──────── Given records ────────

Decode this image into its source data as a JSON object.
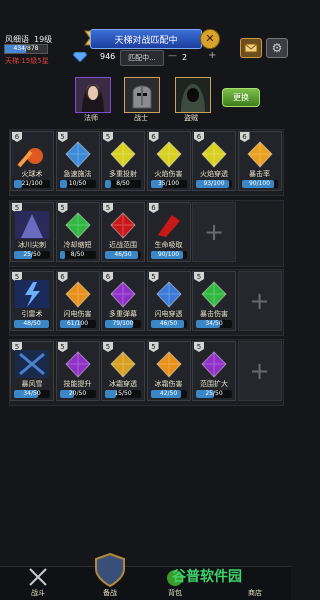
{
  "player": {
    "name": "风细语",
    "level": "19级",
    "xp_text": "434/878",
    "xp_fraction": 0.49,
    "rank": "天梯:15级5星"
  },
  "match": {
    "title": "天梯对战匹配中",
    "close": "✕",
    "gems": "946",
    "status": "匹配中...",
    "minus": "—",
    "count": "2",
    "plus": "+"
  },
  "heroes": [
    {
      "label": "法师",
      "icon": "mage-portrait-icon"
    },
    {
      "label": "战士",
      "icon": "warrior-portrait-icon"
    },
    {
      "label": "盗贼",
      "icon": "thief-portrait-icon"
    }
  ],
  "swap_label": "更换",
  "rows": [
    [
      {
        "level": "6",
        "name": "火球术",
        "progress": "21/100",
        "fraction": 0.21,
        "color": "#e05a20",
        "icon": "fireball-icon"
      },
      {
        "level": "5",
        "name": "急速施法",
        "progress": "10/50",
        "fraction": 0.2,
        "color": "#3a8ad8",
        "icon": "blue-crystal-icon"
      },
      {
        "level": "5",
        "name": "多重投射",
        "progress": "8/50",
        "fraction": 0.16,
        "color": "#d8d020",
        "icon": "yellow-crystal-icon"
      },
      {
        "level": "6",
        "name": "火焰伤害",
        "progress": "35/100",
        "fraction": 0.35,
        "color": "#d8d020",
        "icon": "yellow-crystal-icon"
      },
      {
        "level": "6",
        "name": "火焰穿透",
        "progress": "93/100",
        "fraction": 0.93,
        "color": "#d8d020",
        "icon": "yellow-crystal-icon"
      },
      {
        "level": "6",
        "name": "暴击率",
        "progress": "90/100",
        "fraction": 0.9,
        "color": "#e8a020",
        "icon": "orange-crystal-icon"
      }
    ],
    [
      {
        "level": "5",
        "name": "冰川尖刺",
        "progress": "25/50",
        "fraction": 0.5,
        "color": "#7a7ad8",
        "icon": "ice-spike-icon"
      },
      {
        "level": "5",
        "name": "冷却缩短",
        "progress": "8/50",
        "fraction": 0.16,
        "color": "#30b840",
        "icon": "green-crystal-icon"
      },
      {
        "level": "5",
        "name": "近战范围",
        "progress": "46/50",
        "fraction": 0.92,
        "color": "#c81818",
        "icon": "red-crystal-icon"
      },
      {
        "level": "6",
        "name": "生命吸取",
        "progress": "90/100",
        "fraction": 0.9,
        "color": "#c81818",
        "icon": "red-shard-icon"
      }
    ],
    [
      {
        "level": "5",
        "name": "引雷术",
        "progress": "48/50",
        "fraction": 0.96,
        "color": "#6ab0ff",
        "icon": "lightning-icon"
      },
      {
        "level": "6",
        "name": "闪电伤害",
        "progress": "61/100",
        "fraction": 0.61,
        "color": "#e8901a",
        "icon": "orange-crystal-icon"
      },
      {
        "level": "6",
        "name": "多重弹幕",
        "progress": "79/100",
        "fraction": 0.79,
        "color": "#9030c8",
        "icon": "purple-crystal-icon"
      },
      {
        "level": "5",
        "name": "闪电穿透",
        "progress": "46/50",
        "fraction": 0.92,
        "color": "#3a7ad8",
        "icon": "blue-crystal-icon"
      },
      {
        "level": "5",
        "name": "暴击伤害",
        "progress": "34/50",
        "fraction": 0.68,
        "color": "#30b840",
        "icon": "green-crystal-icon"
      }
    ],
    [
      {
        "level": "5",
        "name": "暴风雪",
        "progress": "34/50",
        "fraction": 0.68,
        "color": "#4a80d0",
        "icon": "blizzard-icon"
      },
      {
        "level": "5",
        "name": "技能提升",
        "progress": "20/50",
        "fraction": 0.4,
        "color": "#9030c8",
        "icon": "purple-crystal-icon"
      },
      {
        "level": "5",
        "name": "冰霜穿透",
        "progress": "15/50",
        "fraction": 0.3,
        "color": "#d8a020",
        "icon": "yellow-crystal-icon"
      },
      {
        "level": "5",
        "name": "冰霜伤害",
        "progress": "42/50",
        "fraction": 0.84,
        "color": "#e8901a",
        "icon": "orange-crystal-icon"
      },
      {
        "level": "5",
        "name": "范围扩大",
        "progress": "25/50",
        "fraction": 0.5,
        "color": "#9030c8",
        "icon": "purple-crystal-icon"
      }
    ]
  ],
  "nav": [
    {
      "label": "战斗",
      "icon": "crossed-swords-icon"
    },
    {
      "label": "备战",
      "icon": "shield-icon"
    },
    {
      "label": "背包",
      "icon": "bag-icon"
    },
    {
      "label": "商店",
      "icon": "shop-icon"
    }
  ],
  "watermark": "谷普软件园"
}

────────

Problem details >> Restate the listing above word for word, and skip the pictures.

Correct response >>
Decode this image into its source data as a JSON object.
{
  "player": {
    "name": "风细语",
    "level": "19级",
    "xp_text": "434/878",
    "xp_fraction": 0.49,
    "rank": "天梯:15级5星"
  },
  "match": {
    "title": "天梯对战匹配中",
    "close": "✕",
    "gems": "946",
    "status": "匹配中...",
    "minus": "—",
    "count": "2",
    "plus": "+"
  },
  "heroes": [
    {
      "label": "法师",
      "icon": "mage-portrait-icon"
    },
    {
      "label": "战士",
      "icon": "warrior-portrait-icon"
    },
    {
      "label": "盗贼",
      "icon": "thief-portrait-icon"
    }
  ],
  "swap_label": "更换",
  "rows": [
    [
      {
        "level": "6",
        "name": "火球术",
        "progress": "21/100",
        "fraction": 0.21,
        "color": "#e05a20",
        "icon": "fireball-icon"
      },
      {
        "level": "5",
        "name": "急速施法",
        "progress": "10/50",
        "fraction": 0.2,
        "color": "#3a8ad8",
        "icon": "blue-crystal-icon"
      },
      {
        "level": "5",
        "name": "多重投射",
        "progress": "8/50",
        "fraction": 0.16,
        "color": "#d8d020",
        "icon": "yellow-crystal-icon"
      },
      {
        "level": "6",
        "name": "火焰伤害",
        "progress": "35/100",
        "fraction": 0.35,
        "color": "#d8d020",
        "icon": "yellow-crystal-icon"
      },
      {
        "level": "6",
        "name": "火焰穿透",
        "progress": "93/100",
        "fraction": 0.93,
        "color": "#d8d020",
        "icon": "yellow-crystal-icon"
      },
      {
        "level": "6",
        "name": "暴击率",
        "progress": "90/100",
        "fraction": 0.9,
        "color": "#e8a020",
        "icon": "orange-crystal-icon"
      }
    ],
    [
      {
        "level": "5",
        "name": "冰川尖刺",
        "progress": "25/50",
        "fraction": 0.5,
        "color": "#7a7ad8",
        "icon": "ice-spike-icon"
      },
      {
        "level": "5",
        "name": "冷却缩短",
        "progress": "8/50",
        "fraction": 0.16,
        "color": "#30b840",
        "icon": "green-crystal-icon"
      },
      {
        "level": "5",
        "name": "近战范围",
        "progress": "46/50",
        "fraction": 0.92,
        "color": "#c81818",
        "icon": "red-crystal-icon"
      },
      {
        "level": "6",
        "name": "生命吸取",
        "progress": "90/100",
        "fraction": 0.9,
        "color": "#c81818",
        "icon": "red-shard-icon"
      }
    ],
    [
      {
        "level": "5",
        "name": "引雷术",
        "progress": "48/50",
        "fraction": 0.96,
        "color": "#6ab0ff",
        "icon": "lightning-icon"
      },
      {
        "level": "6",
        "name": "闪电伤害",
        "progress": "61/100",
        "fraction": 0.61,
        "color": "#e8901a",
        "icon": "orange-crystal-icon"
      },
      {
        "level": "6",
        "name": "多重弹幕",
        "progress": "79/100",
        "fraction": 0.79,
        "color": "#9030c8",
        "icon": "purple-crystal-icon"
      },
      {
        "level": "5",
        "name": "闪电穿透",
        "progress": "46/50",
        "fraction": 0.92,
        "color": "#3a7ad8",
        "icon": "blue-crystal-icon"
      },
      {
        "level": "5",
        "name": "暴击伤害",
        "progress": "34/50",
        "fraction": 0.68,
        "color": "#30b840",
        "icon": "green-crystal-icon"
      }
    ],
    [
      {
        "level": "5",
        "name": "暴风雪",
        "progress": "34/50",
        "fraction": 0.68,
        "color": "#4a80d0",
        "icon": "blizzard-icon"
      },
      {
        "level": "5",
        "name": "技能提升",
        "progress": "20/50",
        "fraction": 0.4,
        "color": "#9030c8",
        "icon": "purple-crystal-icon"
      },
      {
        "level": "5",
        "name": "冰霜穿透",
        "progress": "15/50",
        "fraction": 0.3,
        "color": "#d8a020",
        "icon": "yellow-crystal-icon"
      },
      {
        "level": "5",
        "name": "冰霜伤害",
        "progress": "42/50",
        "fraction": 0.84,
        "color": "#e8901a",
        "icon": "orange-crystal-icon"
      },
      {
        "level": "5",
        "name": "范围扩大",
        "progress": "25/50",
        "fraction": 0.5,
        "color": "#9030c8",
        "icon": "purple-crystal-icon"
      }
    ]
  ],
  "nav": [
    {
      "label": "战斗",
      "icon": "crossed-swords-icon"
    },
    {
      "label": "备战",
      "icon": "shield-icon"
    },
    {
      "label": "背包",
      "icon": "bag-icon"
    },
    {
      "label": "商店",
      "icon": "shop-icon"
    }
  ],
  "watermark": "谷普软件园"
}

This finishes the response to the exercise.